§ BRIEF
Copy the data word for word, keeping every line.
◇ ◇ ◇ ◇
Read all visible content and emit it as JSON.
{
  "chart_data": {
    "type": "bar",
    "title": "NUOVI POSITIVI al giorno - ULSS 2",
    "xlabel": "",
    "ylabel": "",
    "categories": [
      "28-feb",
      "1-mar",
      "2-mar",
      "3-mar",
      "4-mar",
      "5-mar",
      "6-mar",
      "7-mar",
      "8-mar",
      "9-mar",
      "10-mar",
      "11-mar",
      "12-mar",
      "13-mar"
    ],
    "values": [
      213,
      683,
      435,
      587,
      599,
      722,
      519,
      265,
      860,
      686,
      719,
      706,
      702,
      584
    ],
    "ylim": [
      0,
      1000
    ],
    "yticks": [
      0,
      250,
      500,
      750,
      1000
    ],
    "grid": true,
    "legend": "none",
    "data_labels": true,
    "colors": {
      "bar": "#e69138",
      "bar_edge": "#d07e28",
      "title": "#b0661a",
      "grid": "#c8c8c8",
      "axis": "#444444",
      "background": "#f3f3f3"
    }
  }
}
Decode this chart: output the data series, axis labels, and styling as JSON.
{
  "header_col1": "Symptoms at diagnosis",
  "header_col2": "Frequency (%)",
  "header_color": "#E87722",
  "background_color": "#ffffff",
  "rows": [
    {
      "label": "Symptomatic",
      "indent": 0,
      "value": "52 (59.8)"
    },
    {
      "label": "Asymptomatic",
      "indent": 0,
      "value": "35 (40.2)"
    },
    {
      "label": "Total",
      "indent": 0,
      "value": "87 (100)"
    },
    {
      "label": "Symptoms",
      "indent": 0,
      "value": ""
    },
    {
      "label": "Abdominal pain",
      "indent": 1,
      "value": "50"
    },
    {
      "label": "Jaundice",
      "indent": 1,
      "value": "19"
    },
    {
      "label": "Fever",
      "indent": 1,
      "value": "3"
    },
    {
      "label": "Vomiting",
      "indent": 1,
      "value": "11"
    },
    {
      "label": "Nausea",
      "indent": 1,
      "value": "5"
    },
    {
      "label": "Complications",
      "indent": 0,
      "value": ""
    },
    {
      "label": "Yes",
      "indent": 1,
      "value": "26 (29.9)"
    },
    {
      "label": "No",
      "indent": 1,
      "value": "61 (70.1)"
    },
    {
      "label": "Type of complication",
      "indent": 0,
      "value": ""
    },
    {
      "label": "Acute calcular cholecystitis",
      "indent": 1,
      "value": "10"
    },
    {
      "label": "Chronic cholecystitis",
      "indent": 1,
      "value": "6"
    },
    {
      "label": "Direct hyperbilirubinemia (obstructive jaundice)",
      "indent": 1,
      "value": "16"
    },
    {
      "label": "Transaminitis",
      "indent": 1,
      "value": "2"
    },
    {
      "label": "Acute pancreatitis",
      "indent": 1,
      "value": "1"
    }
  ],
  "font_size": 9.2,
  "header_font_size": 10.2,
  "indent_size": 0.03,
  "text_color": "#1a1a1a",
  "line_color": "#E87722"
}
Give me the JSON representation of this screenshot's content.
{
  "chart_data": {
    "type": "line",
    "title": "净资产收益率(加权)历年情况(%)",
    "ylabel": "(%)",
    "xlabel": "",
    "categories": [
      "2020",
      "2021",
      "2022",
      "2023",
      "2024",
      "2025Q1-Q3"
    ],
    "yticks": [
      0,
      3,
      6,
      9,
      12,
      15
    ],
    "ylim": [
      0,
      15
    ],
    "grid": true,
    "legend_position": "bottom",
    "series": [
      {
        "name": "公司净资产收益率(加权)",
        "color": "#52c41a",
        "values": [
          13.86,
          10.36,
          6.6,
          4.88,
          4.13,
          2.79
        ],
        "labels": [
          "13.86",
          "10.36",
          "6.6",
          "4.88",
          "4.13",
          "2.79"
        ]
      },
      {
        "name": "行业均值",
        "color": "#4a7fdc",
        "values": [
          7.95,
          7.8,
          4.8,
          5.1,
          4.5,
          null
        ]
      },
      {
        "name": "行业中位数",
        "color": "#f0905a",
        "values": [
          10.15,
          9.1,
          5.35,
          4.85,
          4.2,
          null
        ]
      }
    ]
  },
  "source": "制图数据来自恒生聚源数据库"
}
◇ ◇ ◇ ◇
§ EXERCISE SOLUTION
Read all visible content and emit it as JSON.
{
  "chart_data": {
    "type": "bar",
    "title": "NUOVI POSITIVI al giorno - ULSS 2",
    "xlabel": "",
    "ylabel": "",
    "categories": [
      "28-feb",
      "1-mar",
      "2-mar",
      "3-mar",
      "4-mar",
      "5-mar",
      "6-mar",
      "7-mar",
      "8-mar",
      "9-mar",
      "10-mar",
      "11-mar",
      "12-mar",
      "13-mar"
    ],
    "values": [
      213,
      683,
      435,
      587,
      599,
      722,
      519,
      265,
      860,
      686,
      719,
      706,
      702,
      584
    ],
    "ylim": [
      0,
      1000
    ],
    "yticks": [
      0,
      250,
      500,
      750,
      1000
    ],
    "grid": true,
    "legend": "none",
    "data_labels": true,
    "colors": {
      "bar": "#e69138",
      "bar_edge": "#d07e28",
      "title": "#b0661a",
      "grid": "#c8c8c8",
      "axis": "#444444",
      "background": "#f3f3f3"
    }
  }
}
Decode this chart: output the data series, axis labels, and styling as JSON.
{
  "header_col1": "Symptoms at diagnosis",
  "header_col2": "Frequency (%)",
  "header_color": "#E87722",
  "background_color": "#ffffff",
  "rows": [
    {
      "label": "Symptomatic",
      "indent": 0,
      "value": "52 (59.8)"
    },
    {
      "label": "Asymptomatic",
      "indent": 0,
      "value": "35 (40.2)"
    },
    {
      "label": "Total",
      "indent": 0,
      "value": "87 (100)"
    },
    {
      "label": "Symptoms",
      "indent": 0,
      "value": ""
    },
    {
      "label": "Abdominal pain",
      "indent": 1,
      "value": "50"
    },
    {
      "label": "Jaundice",
      "indent": 1,
      "value": "19"
    },
    {
      "label": "Fever",
      "indent": 1,
      "value": "3"
    },
    {
      "label": "Vomiting",
      "indent": 1,
      "value": "11"
    },
    {
      "label": "Nausea",
      "indent": 1,
      "value": "5"
    },
    {
      "label": "Complications",
      "indent": 0,
      "value": ""
    },
    {
      "label": "Yes",
      "indent": 1,
      "value": "26 (29.9)"
    },
    {
      "label": "No",
      "indent": 1,
      "value": "61 (70.1)"
    },
    {
      "label": "Type of complication",
      "indent": 0,
      "value": ""
    },
    {
      "label": "Acute calcular cholecystitis",
      "indent": 1,
      "value": "10"
    },
    {
      "label": "Chronic cholecystitis",
      "indent": 1,
      "value": "6"
    },
    {
      "label": "Direct hyperbilirubinemia (obstructive jaundice)",
      "indent": 1,
      "value": "16"
    },
    {
      "label": "Transaminitis",
      "indent": 1,
      "value": "2"
    },
    {
      "label": "Acute pancreatitis",
      "indent": 1,
      "value": "1"
    }
  ],
  "font_size": 9.2,
  "header_font_size": 10.2,
  "indent_size": 0.03,
  "text_color": "#1a1a1a",
  "line_color": "#E87722"
}
Give me the JSON representation of this screenshot's content.
{
  "chart_data": {
    "type": "line",
    "title": "净资产收益率(加权)历年情况(%)",
    "ylabel": "(%)",
    "xlabel": "",
    "categories": [
      "2020",
      "2021",
      "2022",
      "2023",
      "2024",
      "2025Q1-Q3"
    ],
    "yticks": [
      0,
      3,
      6,
      9,
      12,
      15
    ],
    "ylim": [
      0,
      15
    ],
    "grid": true,
    "legend_position": "bottom",
    "series": [
      {
        "name": "公司净资产收益率(加权)",
        "color": "#52c41a",
        "values": [
          13.86,
          10.36,
          6.6,
          4.88,
          4.13,
          2.79
        ],
        "labels": [
          "13.86",
          "10.36",
          "6.6",
          "4.88",
          "4.13",
          "2.79"
        ]
      },
      {
        "name": "行业均值",
        "color": "#4a7fdc",
        "values": [
          7.95,
          7.8,
          4.8,
          5.1,
          4.5,
          null
        ]
      },
      {
        "name": "行业中位数",
        "color": "#f0905a",
        "values": [
          10.15,
          9.1,
          5.35,
          4.85,
          4.2,
          null
        ]
      }
    ]
  },
  "source": "制图数据来自恒生聚源数据库"
}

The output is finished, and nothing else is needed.